──────── Data lines
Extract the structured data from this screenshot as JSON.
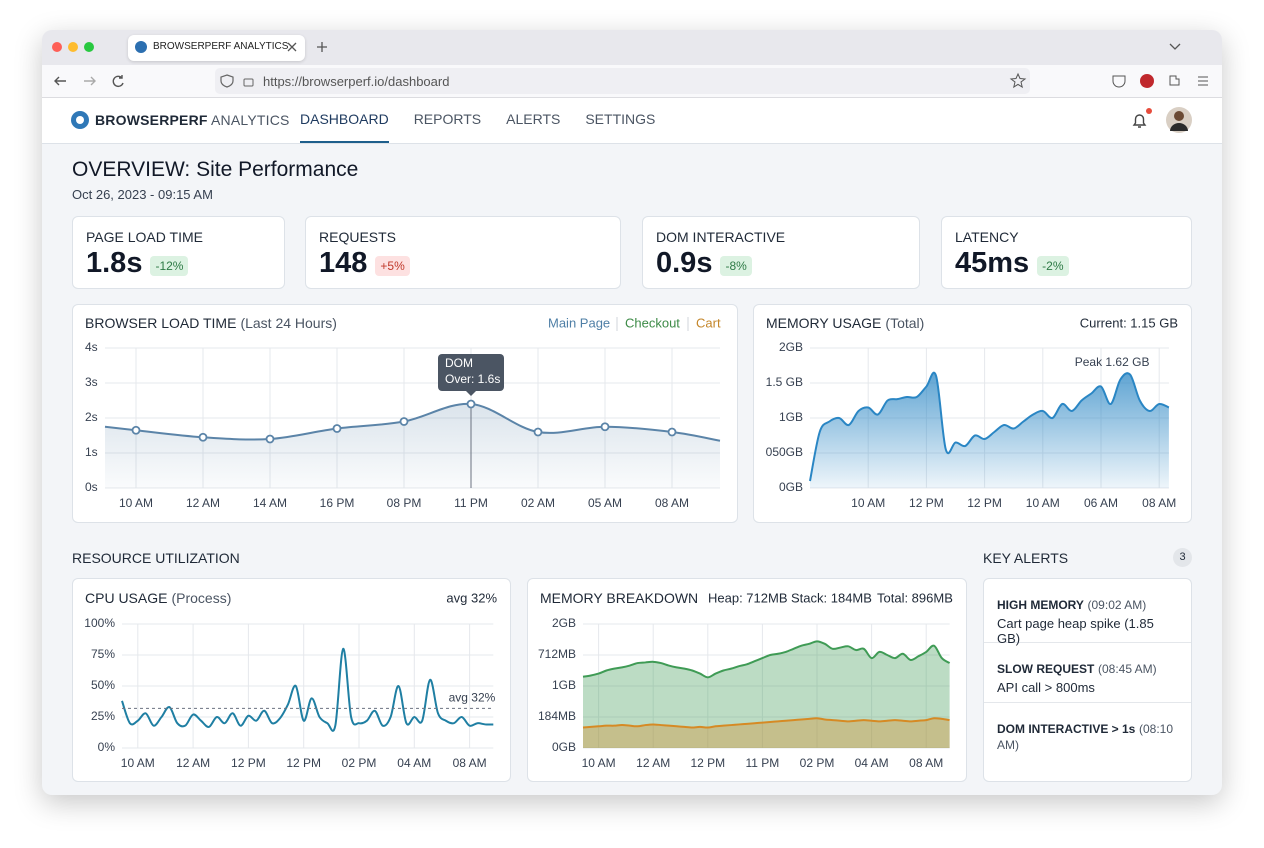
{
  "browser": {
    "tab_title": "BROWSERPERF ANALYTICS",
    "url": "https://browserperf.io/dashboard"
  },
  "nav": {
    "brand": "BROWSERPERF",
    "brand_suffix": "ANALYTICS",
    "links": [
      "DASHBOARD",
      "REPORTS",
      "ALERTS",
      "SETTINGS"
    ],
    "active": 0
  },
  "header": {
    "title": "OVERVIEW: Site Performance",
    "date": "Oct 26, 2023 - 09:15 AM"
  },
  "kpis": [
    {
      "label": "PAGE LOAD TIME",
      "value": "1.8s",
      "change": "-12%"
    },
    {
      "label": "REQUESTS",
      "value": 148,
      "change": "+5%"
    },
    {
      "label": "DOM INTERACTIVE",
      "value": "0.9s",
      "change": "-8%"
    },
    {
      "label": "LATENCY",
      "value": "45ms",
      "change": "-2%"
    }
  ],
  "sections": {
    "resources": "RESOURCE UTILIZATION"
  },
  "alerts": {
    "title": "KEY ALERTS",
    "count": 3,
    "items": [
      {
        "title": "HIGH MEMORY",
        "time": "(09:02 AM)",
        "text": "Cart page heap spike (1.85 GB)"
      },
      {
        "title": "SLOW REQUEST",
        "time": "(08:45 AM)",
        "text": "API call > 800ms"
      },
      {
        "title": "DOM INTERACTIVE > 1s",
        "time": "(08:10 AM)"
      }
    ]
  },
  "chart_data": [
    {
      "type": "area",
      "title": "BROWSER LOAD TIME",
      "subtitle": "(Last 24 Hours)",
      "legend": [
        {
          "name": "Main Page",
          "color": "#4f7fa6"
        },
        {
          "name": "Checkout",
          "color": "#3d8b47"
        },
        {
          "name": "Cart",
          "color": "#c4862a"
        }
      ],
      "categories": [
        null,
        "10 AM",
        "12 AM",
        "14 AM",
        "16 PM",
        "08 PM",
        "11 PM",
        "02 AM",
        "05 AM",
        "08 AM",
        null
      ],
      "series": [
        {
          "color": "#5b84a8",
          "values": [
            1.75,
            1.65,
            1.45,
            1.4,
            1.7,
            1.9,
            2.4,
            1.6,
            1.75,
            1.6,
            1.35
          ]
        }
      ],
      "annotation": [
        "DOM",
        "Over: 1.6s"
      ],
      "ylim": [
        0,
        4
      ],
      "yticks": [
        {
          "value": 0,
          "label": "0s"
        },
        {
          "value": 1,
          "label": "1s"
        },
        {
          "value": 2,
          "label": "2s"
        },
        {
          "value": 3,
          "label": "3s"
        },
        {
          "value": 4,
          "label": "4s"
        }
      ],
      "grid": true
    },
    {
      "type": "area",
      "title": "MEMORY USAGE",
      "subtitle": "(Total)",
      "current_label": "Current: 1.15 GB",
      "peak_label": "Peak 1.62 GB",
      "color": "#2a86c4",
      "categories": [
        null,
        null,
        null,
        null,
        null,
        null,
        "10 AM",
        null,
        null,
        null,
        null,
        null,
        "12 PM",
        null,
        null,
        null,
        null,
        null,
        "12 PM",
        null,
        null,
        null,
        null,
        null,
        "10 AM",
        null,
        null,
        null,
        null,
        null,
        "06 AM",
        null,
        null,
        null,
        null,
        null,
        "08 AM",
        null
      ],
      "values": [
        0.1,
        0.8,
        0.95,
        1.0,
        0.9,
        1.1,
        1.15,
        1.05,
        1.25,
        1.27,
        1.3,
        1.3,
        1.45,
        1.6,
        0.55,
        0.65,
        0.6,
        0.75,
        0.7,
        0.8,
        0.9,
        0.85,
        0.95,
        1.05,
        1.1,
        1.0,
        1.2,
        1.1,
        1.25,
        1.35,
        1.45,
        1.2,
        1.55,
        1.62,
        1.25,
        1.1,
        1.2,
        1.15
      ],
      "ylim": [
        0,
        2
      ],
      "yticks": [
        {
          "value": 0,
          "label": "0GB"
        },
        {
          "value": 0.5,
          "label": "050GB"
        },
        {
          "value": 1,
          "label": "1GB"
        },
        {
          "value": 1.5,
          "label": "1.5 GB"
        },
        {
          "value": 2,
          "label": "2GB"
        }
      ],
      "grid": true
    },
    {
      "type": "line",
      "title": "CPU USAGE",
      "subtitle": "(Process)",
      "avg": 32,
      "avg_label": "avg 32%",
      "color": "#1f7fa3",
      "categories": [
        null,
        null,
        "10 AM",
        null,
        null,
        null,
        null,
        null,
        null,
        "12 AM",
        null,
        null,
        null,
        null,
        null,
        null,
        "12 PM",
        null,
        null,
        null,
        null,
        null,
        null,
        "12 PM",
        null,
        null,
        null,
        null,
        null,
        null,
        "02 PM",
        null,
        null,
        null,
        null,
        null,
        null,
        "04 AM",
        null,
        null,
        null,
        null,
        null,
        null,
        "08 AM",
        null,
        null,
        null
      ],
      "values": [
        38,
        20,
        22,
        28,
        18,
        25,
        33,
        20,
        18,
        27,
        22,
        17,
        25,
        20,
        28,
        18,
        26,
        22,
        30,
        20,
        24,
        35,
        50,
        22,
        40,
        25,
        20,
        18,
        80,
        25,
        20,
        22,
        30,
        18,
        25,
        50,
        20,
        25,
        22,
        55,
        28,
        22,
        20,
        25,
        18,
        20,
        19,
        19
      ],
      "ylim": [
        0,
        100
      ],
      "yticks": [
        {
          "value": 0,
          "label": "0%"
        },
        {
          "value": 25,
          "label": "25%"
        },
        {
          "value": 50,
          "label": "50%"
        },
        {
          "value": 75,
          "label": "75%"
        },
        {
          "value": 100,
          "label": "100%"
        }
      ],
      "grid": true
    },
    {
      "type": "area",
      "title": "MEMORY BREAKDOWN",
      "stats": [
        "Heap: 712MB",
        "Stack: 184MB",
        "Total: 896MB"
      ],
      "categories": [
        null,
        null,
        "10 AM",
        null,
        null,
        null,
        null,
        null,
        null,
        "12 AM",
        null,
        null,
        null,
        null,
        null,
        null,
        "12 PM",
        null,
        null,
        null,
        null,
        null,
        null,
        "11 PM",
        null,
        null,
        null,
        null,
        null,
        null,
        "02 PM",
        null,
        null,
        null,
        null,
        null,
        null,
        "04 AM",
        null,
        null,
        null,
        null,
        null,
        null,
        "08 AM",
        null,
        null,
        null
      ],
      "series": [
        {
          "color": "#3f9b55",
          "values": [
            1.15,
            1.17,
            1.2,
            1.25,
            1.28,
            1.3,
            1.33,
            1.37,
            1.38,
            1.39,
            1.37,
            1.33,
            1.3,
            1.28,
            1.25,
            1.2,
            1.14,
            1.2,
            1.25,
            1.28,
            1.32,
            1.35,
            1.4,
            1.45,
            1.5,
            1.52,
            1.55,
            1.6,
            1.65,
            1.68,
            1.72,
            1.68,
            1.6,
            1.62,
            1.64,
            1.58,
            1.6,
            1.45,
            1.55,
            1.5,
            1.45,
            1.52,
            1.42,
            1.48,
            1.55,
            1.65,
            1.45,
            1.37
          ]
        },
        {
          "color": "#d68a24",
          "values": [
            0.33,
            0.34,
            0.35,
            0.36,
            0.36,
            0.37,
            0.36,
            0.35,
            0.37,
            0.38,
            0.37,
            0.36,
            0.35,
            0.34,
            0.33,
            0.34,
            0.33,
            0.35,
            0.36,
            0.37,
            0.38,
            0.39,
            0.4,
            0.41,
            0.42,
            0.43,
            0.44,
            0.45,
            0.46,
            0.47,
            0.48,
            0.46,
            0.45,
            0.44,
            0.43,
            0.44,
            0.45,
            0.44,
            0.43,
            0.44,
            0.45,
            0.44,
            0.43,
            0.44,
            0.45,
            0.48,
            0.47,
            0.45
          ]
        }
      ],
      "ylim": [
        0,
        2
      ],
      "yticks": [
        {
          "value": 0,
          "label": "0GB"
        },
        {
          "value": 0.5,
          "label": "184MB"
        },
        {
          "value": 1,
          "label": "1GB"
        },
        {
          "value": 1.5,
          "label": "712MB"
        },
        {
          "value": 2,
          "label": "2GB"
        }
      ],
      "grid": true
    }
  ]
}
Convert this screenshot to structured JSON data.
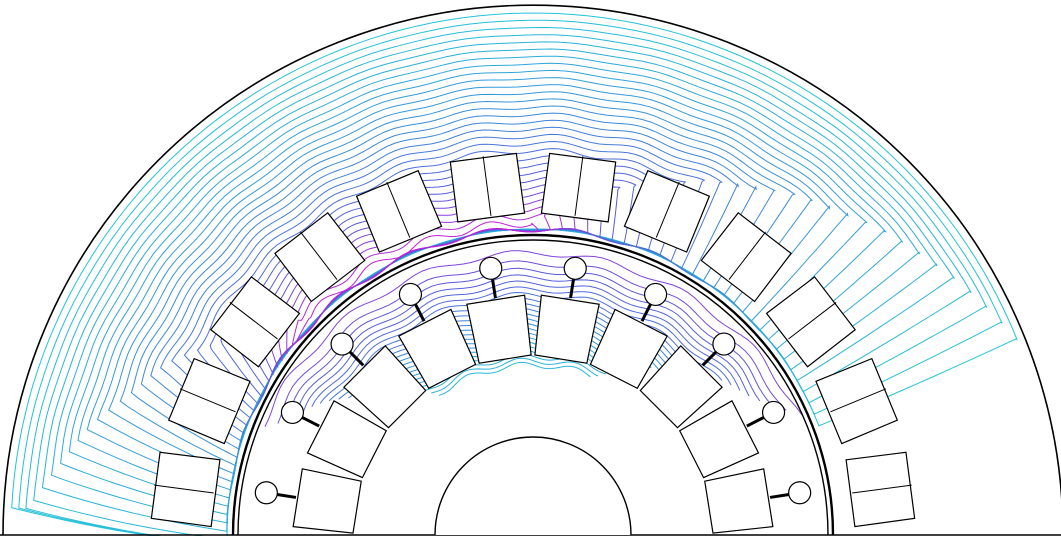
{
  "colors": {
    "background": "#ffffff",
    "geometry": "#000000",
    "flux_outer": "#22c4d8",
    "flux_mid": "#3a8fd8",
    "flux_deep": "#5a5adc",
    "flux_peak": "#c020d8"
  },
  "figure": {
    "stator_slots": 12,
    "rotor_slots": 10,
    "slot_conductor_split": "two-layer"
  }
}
────────────────
Output only these lines, word for word: the line containing "Convert this screenshot" and every line after it through the last line of the data. Omit the pictures.

* _Written reply_
Convert this screenshot to structured JSON data.
{
  "colors": {
    "background": "#ffffff",
    "geometry": "#000000",
    "flux_outer": "#22c4d8",
    "flux_mid": "#3a8fd8",
    "flux_deep": "#5a5adc",
    "flux_peak": "#c020d8"
  },
  "figure": {
    "stator_slots": 12,
    "rotor_slots": 10,
    "slot_conductor_split": "two-layer"
  }
}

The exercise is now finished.